Are you able to quote each entry exactly as written?

— START OF STORED ROWS —

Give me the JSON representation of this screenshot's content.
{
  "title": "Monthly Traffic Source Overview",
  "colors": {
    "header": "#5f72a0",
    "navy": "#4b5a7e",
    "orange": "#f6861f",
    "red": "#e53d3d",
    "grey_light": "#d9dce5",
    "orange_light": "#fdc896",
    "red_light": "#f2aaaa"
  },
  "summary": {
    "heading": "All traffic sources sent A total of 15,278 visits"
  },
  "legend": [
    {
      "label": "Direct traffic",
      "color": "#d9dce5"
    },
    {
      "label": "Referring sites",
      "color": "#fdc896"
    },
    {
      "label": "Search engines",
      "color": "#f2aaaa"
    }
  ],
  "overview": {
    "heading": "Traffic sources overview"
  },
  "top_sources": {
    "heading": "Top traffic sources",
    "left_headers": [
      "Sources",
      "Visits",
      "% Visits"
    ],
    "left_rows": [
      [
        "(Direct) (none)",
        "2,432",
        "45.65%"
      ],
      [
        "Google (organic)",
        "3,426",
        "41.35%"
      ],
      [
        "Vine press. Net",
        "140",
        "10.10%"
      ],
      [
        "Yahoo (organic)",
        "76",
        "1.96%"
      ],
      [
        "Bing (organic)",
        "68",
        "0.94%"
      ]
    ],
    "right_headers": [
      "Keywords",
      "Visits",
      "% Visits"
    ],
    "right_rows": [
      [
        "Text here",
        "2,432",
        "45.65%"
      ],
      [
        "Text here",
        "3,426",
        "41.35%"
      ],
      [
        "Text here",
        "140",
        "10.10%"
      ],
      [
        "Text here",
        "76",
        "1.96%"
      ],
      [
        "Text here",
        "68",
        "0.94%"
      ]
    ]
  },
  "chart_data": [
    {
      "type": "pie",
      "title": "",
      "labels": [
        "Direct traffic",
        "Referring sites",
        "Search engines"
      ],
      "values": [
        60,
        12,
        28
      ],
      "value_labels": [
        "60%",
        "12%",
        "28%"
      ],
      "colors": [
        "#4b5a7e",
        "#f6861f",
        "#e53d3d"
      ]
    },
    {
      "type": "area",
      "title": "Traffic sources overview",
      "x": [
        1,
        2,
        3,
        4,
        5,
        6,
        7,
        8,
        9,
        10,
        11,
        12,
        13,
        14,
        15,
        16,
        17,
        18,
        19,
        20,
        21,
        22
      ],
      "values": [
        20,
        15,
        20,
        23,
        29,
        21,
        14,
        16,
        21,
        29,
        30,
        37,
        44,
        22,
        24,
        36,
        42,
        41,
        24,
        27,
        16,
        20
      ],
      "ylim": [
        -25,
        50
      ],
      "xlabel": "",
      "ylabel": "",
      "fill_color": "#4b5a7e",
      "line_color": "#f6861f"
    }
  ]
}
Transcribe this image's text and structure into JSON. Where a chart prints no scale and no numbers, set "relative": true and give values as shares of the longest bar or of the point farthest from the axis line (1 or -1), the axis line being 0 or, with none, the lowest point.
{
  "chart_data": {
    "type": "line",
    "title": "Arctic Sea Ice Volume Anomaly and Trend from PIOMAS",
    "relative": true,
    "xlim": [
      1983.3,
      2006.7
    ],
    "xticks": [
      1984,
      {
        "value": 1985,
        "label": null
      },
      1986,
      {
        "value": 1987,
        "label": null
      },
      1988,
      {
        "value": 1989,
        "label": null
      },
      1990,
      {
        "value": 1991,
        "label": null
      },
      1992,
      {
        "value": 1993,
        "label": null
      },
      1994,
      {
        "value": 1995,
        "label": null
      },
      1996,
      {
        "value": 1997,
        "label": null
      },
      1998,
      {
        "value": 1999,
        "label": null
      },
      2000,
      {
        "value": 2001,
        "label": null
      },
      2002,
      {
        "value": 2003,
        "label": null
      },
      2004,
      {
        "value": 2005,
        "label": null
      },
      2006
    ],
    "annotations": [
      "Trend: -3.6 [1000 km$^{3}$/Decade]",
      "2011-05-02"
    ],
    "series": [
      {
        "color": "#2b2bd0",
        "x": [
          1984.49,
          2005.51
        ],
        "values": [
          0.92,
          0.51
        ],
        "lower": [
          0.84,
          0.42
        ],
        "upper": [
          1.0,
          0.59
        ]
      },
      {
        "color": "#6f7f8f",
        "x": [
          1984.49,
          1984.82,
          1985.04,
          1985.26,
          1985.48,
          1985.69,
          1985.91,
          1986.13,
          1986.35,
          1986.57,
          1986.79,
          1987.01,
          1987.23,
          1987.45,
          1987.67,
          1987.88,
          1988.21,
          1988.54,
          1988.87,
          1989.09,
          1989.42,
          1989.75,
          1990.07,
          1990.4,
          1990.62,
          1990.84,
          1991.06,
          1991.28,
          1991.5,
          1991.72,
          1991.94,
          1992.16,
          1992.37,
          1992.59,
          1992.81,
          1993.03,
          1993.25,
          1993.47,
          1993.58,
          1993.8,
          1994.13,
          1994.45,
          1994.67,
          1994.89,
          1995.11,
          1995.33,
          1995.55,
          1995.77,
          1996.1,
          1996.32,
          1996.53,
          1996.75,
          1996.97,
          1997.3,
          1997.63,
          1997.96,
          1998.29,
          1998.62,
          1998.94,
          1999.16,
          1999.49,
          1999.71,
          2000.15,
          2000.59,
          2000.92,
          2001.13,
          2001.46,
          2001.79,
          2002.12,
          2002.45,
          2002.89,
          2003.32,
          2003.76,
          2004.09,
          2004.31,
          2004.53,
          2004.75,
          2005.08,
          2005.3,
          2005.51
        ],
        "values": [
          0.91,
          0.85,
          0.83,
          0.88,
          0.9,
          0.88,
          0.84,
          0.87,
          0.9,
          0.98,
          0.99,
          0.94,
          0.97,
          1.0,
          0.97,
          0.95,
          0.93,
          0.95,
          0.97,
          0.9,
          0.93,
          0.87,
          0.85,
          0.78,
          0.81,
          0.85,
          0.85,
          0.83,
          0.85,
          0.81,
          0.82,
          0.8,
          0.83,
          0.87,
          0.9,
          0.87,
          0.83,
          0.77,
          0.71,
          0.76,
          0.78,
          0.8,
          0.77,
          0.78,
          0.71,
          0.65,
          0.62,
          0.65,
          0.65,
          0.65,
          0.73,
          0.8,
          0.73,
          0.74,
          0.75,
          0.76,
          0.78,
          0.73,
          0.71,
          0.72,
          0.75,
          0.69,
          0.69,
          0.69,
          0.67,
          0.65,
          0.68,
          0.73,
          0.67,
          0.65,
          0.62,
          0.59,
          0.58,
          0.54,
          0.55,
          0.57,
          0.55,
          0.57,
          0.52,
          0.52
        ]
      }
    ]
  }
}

— END OF STORED ROWS —

# OUTPUT
Give me the JSON representation of this screenshot's content.
{
  "title": "Monthly Traffic Source Overview",
  "colors": {
    "header": "#5f72a0",
    "navy": "#4b5a7e",
    "orange": "#f6861f",
    "red": "#e53d3d",
    "grey_light": "#d9dce5",
    "orange_light": "#fdc896",
    "red_light": "#f2aaaa"
  },
  "summary": {
    "heading": "All traffic sources sent A total of 15,278 visits"
  },
  "legend": [
    {
      "label": "Direct traffic",
      "color": "#d9dce5"
    },
    {
      "label": "Referring sites",
      "color": "#fdc896"
    },
    {
      "label": "Search engines",
      "color": "#f2aaaa"
    }
  ],
  "overview": {
    "heading": "Traffic sources overview"
  },
  "top_sources": {
    "heading": "Top traffic sources",
    "left_headers": [
      "Sources",
      "Visits",
      "% Visits"
    ],
    "left_rows": [
      [
        "(Direct) (none)",
        "2,432",
        "45.65%"
      ],
      [
        "Google (organic)",
        "3,426",
        "41.35%"
      ],
      [
        "Vine press. Net",
        "140",
        "10.10%"
      ],
      [
        "Yahoo (organic)",
        "76",
        "1.96%"
      ],
      [
        "Bing (organic)",
        "68",
        "0.94%"
      ]
    ],
    "right_headers": [
      "Keywords",
      "Visits",
      "% Visits"
    ],
    "right_rows": [
      [
        "Text here",
        "2,432",
        "45.65%"
      ],
      [
        "Text here",
        "3,426",
        "41.35%"
      ],
      [
        "Text here",
        "140",
        "10.10%"
      ],
      [
        "Text here",
        "76",
        "1.96%"
      ],
      [
        "Text here",
        "68",
        "0.94%"
      ]
    ]
  },
  "chart_data": [
    {
      "type": "pie",
      "title": "",
      "labels": [
        "Direct traffic",
        "Referring sites",
        "Search engines"
      ],
      "values": [
        60,
        12,
        28
      ],
      "value_labels": [
        "60%",
        "12%",
        "28%"
      ],
      "colors": [
        "#4b5a7e",
        "#f6861f",
        "#e53d3d"
      ]
    },
    {
      "type": "area",
      "title": "Traffic sources overview",
      "x": [
        1,
        2,
        3,
        4,
        5,
        6,
        7,
        8,
        9,
        10,
        11,
        12,
        13,
        14,
        15,
        16,
        17,
        18,
        19,
        20,
        21,
        22
      ],
      "values": [
        20,
        15,
        20,
        23,
        29,
        21,
        14,
        16,
        21,
        29,
        30,
        37,
        44,
        22,
        24,
        36,
        42,
        41,
        24,
        27,
        16,
        20
      ],
      "ylim": [
        -25,
        50
      ],
      "xlabel": "",
      "ylabel": "",
      "fill_color": "#4b5a7e",
      "line_color": "#f6861f"
    }
  ]
}
Transcribe this image's text and structure into JSON. Where a chart prints no scale and no numbers, set "relative": true and give values as shares of the longest bar or of the point farthest from the axis line (1 or -1), the axis line being 0 or, with none, the lowest point.
{
  "chart_data": {
    "type": "line",
    "title": "Arctic Sea Ice Volume Anomaly and Trend from PIOMAS",
    "relative": true,
    "xlim": [
      1983.3,
      2006.7
    ],
    "xticks": [
      1984,
      {
        "value": 1985,
        "label": null
      },
      1986,
      {
        "value": 1987,
        "label": null
      },
      1988,
      {
        "value": 1989,
        "label": null
      },
      1990,
      {
        "value": 1991,
        "label": null
      },
      1992,
      {
        "value": 1993,
        "label": null
      },
      1994,
      {
        "value": 1995,
        "label": null
      },
      1996,
      {
        "value": 1997,
        "label": null
      },
      1998,
      {
        "value": 1999,
        "label": null
      },
      2000,
      {
        "value": 2001,
        "label": null
      },
      2002,
      {
        "value": 2003,
        "label": null
      },
      2004,
      {
        "value": 2005,
        "label": null
      },
      2006
    ],
    "annotations": [
      "Trend: -3.6 [1000 km$^{3}$/Decade]",
      "2011-05-02"
    ],
    "series": [
      {
        "color": "#2b2bd0",
        "x": [
          1984.49,
          2005.51
        ],
        "values": [
          0.92,
          0.51
        ],
        "lower": [
          0.84,
          0.42
        ],
        "upper": [
          1.0,
          0.59
        ]
      },
      {
        "color": "#6f7f8f",
        "x": [
          1984.49,
          1984.82,
          1985.04,
          1985.26,
          1985.48,
          1985.69,
          1985.91,
          1986.13,
          1986.35,
          1986.57,
          1986.79,
          1987.01,
          1987.23,
          1987.45,
          1987.67,
          1987.88,
          1988.21,
          1988.54,
          1988.87,
          1989.09,
          1989.42,
          1989.75,
          1990.07,
          1990.4,
          1990.62,
          1990.84,
          1991.06,
          1991.28,
          1991.5,
          1991.72,
          1991.94,
          1992.16,
          1992.37,
          1992.59,
          1992.81,
          1993.03,
          1993.25,
          1993.47,
          1993.58,
          1993.8,
          1994.13,
          1994.45,
          1994.67,
          1994.89,
          1995.11,
          1995.33,
          1995.55,
          1995.77,
          1996.1,
          1996.32,
          1996.53,
          1996.75,
          1996.97,
          1997.3,
          1997.63,
          1997.96,
          1998.29,
          1998.62,
          1998.94,
          1999.16,
          1999.49,
          1999.71,
          2000.15,
          2000.59,
          2000.92,
          2001.13,
          2001.46,
          2001.79,
          2002.12,
          2002.45,
          2002.89,
          2003.32,
          2003.76,
          2004.09,
          2004.31,
          2004.53,
          2004.75,
          2005.08,
          2005.3,
          2005.51
        ],
        "values": [
          0.91,
          0.85,
          0.83,
          0.88,
          0.9,
          0.88,
          0.84,
          0.87,
          0.9,
          0.98,
          0.99,
          0.94,
          0.97,
          1.0,
          0.97,
          0.95,
          0.93,
          0.95,
          0.97,
          0.9,
          0.93,
          0.87,
          0.85,
          0.78,
          0.81,
          0.85,
          0.85,
          0.83,
          0.85,
          0.81,
          0.82,
          0.8,
          0.83,
          0.87,
          0.9,
          0.87,
          0.83,
          0.77,
          0.71,
          0.76,
          0.78,
          0.8,
          0.77,
          0.78,
          0.71,
          0.65,
          0.62,
          0.65,
          0.65,
          0.65,
          0.73,
          0.8,
          0.73,
          0.74,
          0.75,
          0.76,
          0.78,
          0.73,
          0.71,
          0.72,
          0.75,
          0.69,
          0.69,
          0.69,
          0.67,
          0.65,
          0.68,
          0.73,
          0.67,
          0.65,
          0.62,
          0.59,
          0.58,
          0.54,
          0.55,
          0.57,
          0.55,
          0.57,
          0.52,
          0.52
        ]
      }
    ]
  }
}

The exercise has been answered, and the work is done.